§ **Task directions**: The listing below must be repeated word for word, with its images excluded.
────────────────────
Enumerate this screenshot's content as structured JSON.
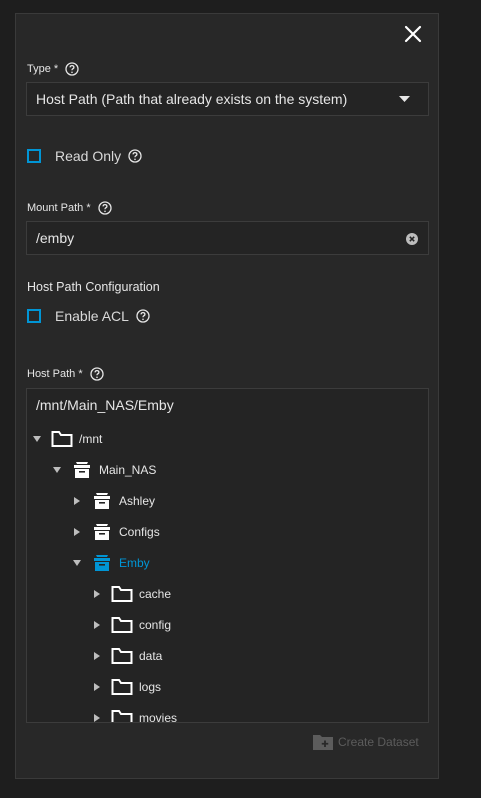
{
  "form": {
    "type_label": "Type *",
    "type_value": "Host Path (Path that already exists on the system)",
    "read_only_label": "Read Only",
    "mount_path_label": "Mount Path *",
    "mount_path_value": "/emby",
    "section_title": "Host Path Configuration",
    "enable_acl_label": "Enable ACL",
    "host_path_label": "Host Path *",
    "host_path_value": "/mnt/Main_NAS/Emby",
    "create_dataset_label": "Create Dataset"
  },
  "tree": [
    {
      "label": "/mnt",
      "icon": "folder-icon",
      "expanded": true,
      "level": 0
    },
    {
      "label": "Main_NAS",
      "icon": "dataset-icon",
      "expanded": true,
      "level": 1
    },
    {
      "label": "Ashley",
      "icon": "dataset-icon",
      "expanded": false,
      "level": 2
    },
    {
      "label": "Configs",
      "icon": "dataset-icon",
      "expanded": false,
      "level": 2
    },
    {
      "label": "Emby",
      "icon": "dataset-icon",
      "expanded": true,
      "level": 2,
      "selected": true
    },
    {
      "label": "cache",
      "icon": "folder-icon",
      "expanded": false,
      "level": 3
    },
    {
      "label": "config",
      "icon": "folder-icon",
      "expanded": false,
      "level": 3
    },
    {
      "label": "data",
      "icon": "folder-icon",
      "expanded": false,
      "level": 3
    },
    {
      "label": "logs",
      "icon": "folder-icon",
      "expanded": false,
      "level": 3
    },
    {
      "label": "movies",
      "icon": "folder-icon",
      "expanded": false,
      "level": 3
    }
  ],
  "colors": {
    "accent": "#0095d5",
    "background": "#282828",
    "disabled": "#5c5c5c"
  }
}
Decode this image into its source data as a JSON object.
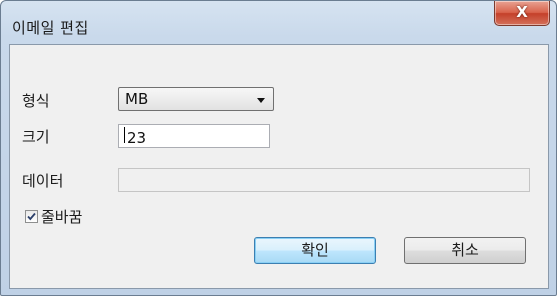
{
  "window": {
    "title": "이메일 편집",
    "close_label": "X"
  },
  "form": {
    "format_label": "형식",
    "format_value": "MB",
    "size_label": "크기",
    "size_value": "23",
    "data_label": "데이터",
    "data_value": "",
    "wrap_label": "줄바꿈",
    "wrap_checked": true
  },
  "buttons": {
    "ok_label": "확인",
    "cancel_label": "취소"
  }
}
────────────────────
§ **Finished answer**:
Enumerate this screenshot's content as structured JSON.
{
  "form": {
    "type_label": "Type *",
    "type_value": "Host Path (Path that already exists on the system)",
    "read_only_label": "Read Only",
    "mount_path_label": "Mount Path *",
    "mount_path_value": "/emby",
    "section_title": "Host Path Configuration",
    "enable_acl_label": "Enable ACL",
    "host_path_label": "Host Path *",
    "host_path_value": "/mnt/Main_NAS/Emby",
    "create_dataset_label": "Create Dataset"
  },
  "tree": [
    {
      "label": "/mnt",
      "icon": "folder-icon",
      "expanded": true,
      "level": 0
    },
    {
      "label": "Main_NAS",
      "icon": "dataset-icon",
      "expanded": true,
      "level": 1
    },
    {
      "label": "Ashley",
      "icon": "dataset-icon",
      "expanded": false,
      "level": 2
    },
    {
      "label": "Configs",
      "icon": "dataset-icon",
      "expanded": false,
      "level": 2
    },
    {
      "label": "Emby",
      "icon": "dataset-icon",
      "expanded": true,
      "level": 2,
      "selected": true
    },
    {
      "label": "cache",
      "icon": "folder-icon",
      "expanded": false,
      "level": 3
    },
    {
      "label": "config",
      "icon": "folder-icon",
      "expanded": false,
      "level": 3
    },
    {
      "label": "data",
      "icon": "folder-icon",
      "expanded": false,
      "level": 3
    },
    {
      "label": "logs",
      "icon": "folder-icon",
      "expanded": false,
      "level": 3
    },
    {
      "label": "movies",
      "icon": "folder-icon",
      "expanded": false,
      "level": 3
    }
  ],
  "colors": {
    "accent": "#0095d5",
    "background": "#282828",
    "disabled": "#5c5c5c"
  }
}
Decode this image into its source data as a JSON object.
{
  "window": {
    "title": "이메일 편집",
    "close_label": "X"
  },
  "form": {
    "format_label": "형식",
    "format_value": "MB",
    "size_label": "크기",
    "size_value": "23",
    "data_label": "데이터",
    "data_value": "",
    "wrap_label": "줄바꿈",
    "wrap_checked": true
  },
  "buttons": {
    "ok_label": "확인",
    "cancel_label": "취소"
  }
}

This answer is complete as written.